>> begin Task input
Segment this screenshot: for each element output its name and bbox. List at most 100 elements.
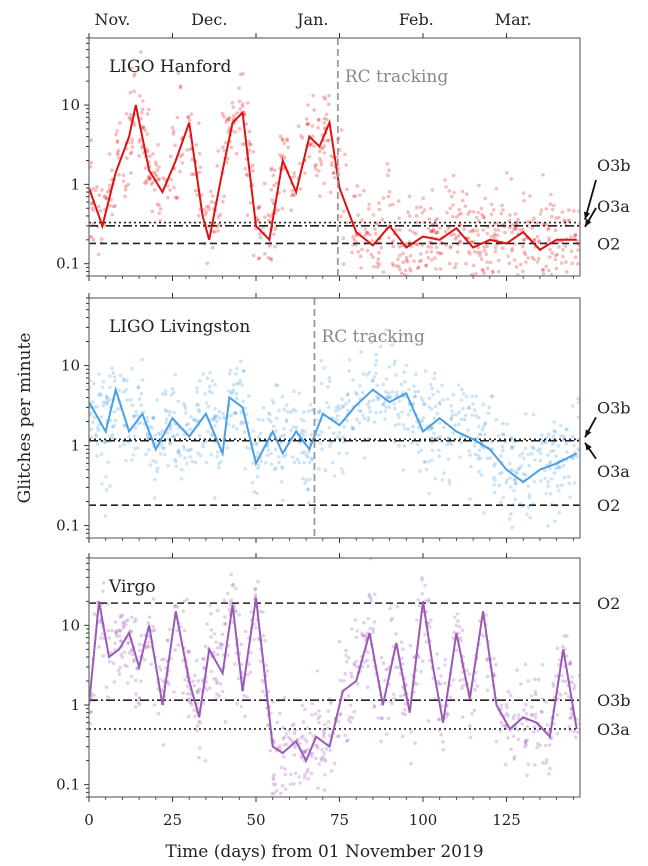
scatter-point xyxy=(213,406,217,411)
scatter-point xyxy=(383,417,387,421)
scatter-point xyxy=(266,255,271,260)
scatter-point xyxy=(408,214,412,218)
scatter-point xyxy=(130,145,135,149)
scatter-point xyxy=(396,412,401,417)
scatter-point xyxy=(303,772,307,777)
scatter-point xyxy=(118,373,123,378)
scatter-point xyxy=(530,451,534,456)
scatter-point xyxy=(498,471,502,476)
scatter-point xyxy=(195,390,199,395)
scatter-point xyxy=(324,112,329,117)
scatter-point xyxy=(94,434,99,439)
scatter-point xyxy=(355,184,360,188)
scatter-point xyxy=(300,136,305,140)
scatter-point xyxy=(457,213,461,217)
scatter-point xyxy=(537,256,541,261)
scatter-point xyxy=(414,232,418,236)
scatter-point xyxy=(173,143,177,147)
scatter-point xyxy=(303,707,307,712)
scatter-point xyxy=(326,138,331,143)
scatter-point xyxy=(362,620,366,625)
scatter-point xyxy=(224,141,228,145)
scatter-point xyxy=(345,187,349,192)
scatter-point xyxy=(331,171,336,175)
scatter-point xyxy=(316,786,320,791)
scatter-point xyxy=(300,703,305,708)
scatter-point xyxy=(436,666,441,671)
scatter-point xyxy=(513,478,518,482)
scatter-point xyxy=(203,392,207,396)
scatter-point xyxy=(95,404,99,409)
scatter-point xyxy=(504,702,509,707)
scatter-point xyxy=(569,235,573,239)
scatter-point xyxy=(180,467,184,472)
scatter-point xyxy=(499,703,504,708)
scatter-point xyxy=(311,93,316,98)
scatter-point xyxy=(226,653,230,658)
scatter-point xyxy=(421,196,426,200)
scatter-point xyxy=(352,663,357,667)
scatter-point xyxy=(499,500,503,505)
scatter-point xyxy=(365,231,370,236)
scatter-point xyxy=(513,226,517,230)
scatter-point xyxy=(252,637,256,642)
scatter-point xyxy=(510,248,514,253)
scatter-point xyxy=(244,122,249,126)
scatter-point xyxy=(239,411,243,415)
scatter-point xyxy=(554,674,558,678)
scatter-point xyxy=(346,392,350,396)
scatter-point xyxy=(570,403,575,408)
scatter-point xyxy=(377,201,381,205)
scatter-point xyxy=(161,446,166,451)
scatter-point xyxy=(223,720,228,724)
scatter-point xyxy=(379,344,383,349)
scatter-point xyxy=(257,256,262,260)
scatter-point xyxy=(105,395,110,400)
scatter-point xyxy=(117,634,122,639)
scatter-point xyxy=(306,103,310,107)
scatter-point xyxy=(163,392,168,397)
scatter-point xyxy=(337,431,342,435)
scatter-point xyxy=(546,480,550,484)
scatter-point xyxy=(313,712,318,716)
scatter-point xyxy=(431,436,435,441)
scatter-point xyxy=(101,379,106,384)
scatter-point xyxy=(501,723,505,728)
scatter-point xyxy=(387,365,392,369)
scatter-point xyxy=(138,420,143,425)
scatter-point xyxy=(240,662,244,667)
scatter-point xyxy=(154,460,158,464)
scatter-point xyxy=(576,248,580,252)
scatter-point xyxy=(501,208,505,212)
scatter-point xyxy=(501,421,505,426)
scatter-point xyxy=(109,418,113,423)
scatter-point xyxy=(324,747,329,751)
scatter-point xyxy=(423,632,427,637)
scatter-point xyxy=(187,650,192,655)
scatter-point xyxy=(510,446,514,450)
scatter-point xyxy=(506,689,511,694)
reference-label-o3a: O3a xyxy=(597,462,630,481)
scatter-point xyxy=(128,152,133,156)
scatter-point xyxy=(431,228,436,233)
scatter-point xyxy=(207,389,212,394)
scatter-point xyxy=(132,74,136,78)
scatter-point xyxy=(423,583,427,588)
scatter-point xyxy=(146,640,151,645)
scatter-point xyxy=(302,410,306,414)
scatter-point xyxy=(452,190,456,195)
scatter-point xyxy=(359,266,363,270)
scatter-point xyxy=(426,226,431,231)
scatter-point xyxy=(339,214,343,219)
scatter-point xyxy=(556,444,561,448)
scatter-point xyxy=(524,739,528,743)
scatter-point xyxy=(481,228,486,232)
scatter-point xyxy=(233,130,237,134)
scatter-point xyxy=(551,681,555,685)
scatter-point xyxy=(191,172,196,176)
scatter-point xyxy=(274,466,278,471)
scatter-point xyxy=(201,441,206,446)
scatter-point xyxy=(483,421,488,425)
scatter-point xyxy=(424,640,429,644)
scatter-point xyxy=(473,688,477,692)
>> end Task input
>> begin Task input
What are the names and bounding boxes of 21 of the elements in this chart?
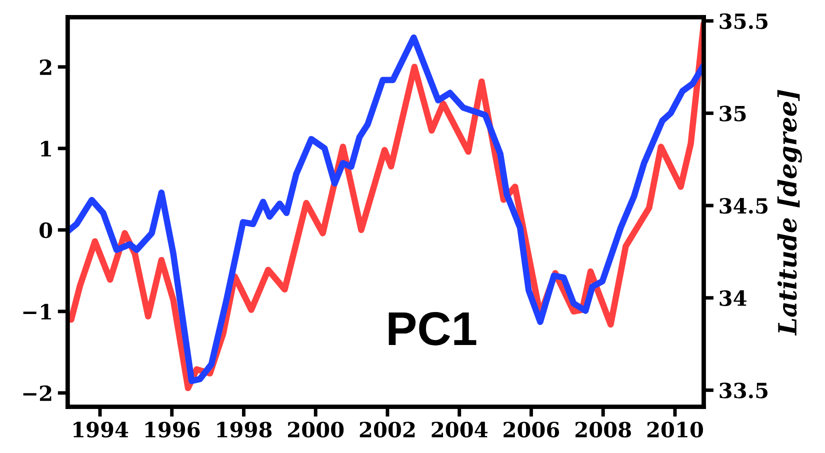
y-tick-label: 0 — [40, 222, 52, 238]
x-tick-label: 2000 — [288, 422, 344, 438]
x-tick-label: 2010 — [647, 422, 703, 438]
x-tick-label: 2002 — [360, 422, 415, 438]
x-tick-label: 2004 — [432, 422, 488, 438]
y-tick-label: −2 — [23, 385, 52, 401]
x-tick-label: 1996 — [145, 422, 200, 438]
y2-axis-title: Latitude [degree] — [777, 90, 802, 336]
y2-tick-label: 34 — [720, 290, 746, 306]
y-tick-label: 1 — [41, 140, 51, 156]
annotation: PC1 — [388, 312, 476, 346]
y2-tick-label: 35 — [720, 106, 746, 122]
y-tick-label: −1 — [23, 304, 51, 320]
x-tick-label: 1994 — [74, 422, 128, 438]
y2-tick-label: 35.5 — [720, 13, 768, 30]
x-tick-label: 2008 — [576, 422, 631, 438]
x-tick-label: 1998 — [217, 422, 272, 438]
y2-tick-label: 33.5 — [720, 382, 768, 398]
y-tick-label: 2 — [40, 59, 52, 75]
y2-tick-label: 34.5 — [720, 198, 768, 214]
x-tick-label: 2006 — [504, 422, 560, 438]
>> end Task input
Please copy the lines from the one containing "scatter-point xyxy=(213,406,217,411)" through the one containing "scatter-point xyxy=(431,436,435,441)", keeping every character unchanged.

* Full solution:
scatter-point xyxy=(213,406,217,411)
scatter-point xyxy=(383,417,387,421)
scatter-point xyxy=(266,255,271,260)
scatter-point xyxy=(408,214,412,218)
scatter-point xyxy=(130,145,135,149)
scatter-point xyxy=(396,412,401,417)
scatter-point xyxy=(303,772,307,777)
scatter-point xyxy=(118,373,123,378)
scatter-point xyxy=(530,451,534,456)
scatter-point xyxy=(498,471,502,476)
scatter-point xyxy=(195,390,199,395)
scatter-point xyxy=(324,112,329,117)
scatter-point xyxy=(94,434,99,439)
scatter-point xyxy=(355,184,360,188)
scatter-point xyxy=(300,136,305,140)
scatter-point xyxy=(457,213,461,217)
scatter-point xyxy=(537,256,541,261)
scatter-point xyxy=(414,232,418,236)
scatter-point xyxy=(173,143,177,147)
scatter-point xyxy=(303,707,307,712)
scatter-point xyxy=(326,138,331,143)
scatter-point xyxy=(362,620,366,625)
scatter-point xyxy=(224,141,228,145)
scatter-point xyxy=(345,187,349,192)
scatter-point xyxy=(331,171,336,175)
scatter-point xyxy=(316,786,320,791)
scatter-point xyxy=(300,703,305,708)
scatter-point xyxy=(436,666,441,671)
scatter-point xyxy=(513,478,518,482)
scatter-point xyxy=(203,392,207,396)
scatter-point xyxy=(95,404,99,409)
scatter-point xyxy=(504,702,509,707)
scatter-point xyxy=(569,235,573,239)
scatter-point xyxy=(180,467,184,472)
scatter-point xyxy=(499,703,504,708)
scatter-point xyxy=(311,93,316,98)
scatter-point xyxy=(226,653,230,658)
scatter-point xyxy=(421,196,426,200)
scatter-point xyxy=(352,663,357,667)
scatter-point xyxy=(499,500,503,505)
scatter-point xyxy=(365,231,370,236)
scatter-point xyxy=(513,226,517,230)
scatter-point xyxy=(252,637,256,642)
scatter-point xyxy=(510,248,514,253)
scatter-point xyxy=(244,122,249,126)
scatter-point xyxy=(239,411,243,415)
scatter-point xyxy=(554,674,558,678)
scatter-point xyxy=(346,392,350,396)
scatter-point xyxy=(570,403,575,408)
scatter-point xyxy=(377,201,381,205)
scatter-point xyxy=(161,446,166,451)
scatter-point xyxy=(223,720,228,724)
scatter-point xyxy=(379,344,383,349)
scatter-point xyxy=(257,256,262,260)
scatter-point xyxy=(105,395,110,400)
scatter-point xyxy=(117,634,122,639)
scatter-point xyxy=(306,103,310,107)
scatter-point xyxy=(163,392,168,397)
scatter-point xyxy=(337,431,342,435)
scatter-point xyxy=(546,480,550,484)
scatter-point xyxy=(313,712,318,716)
scatter-point xyxy=(431,436,435,441)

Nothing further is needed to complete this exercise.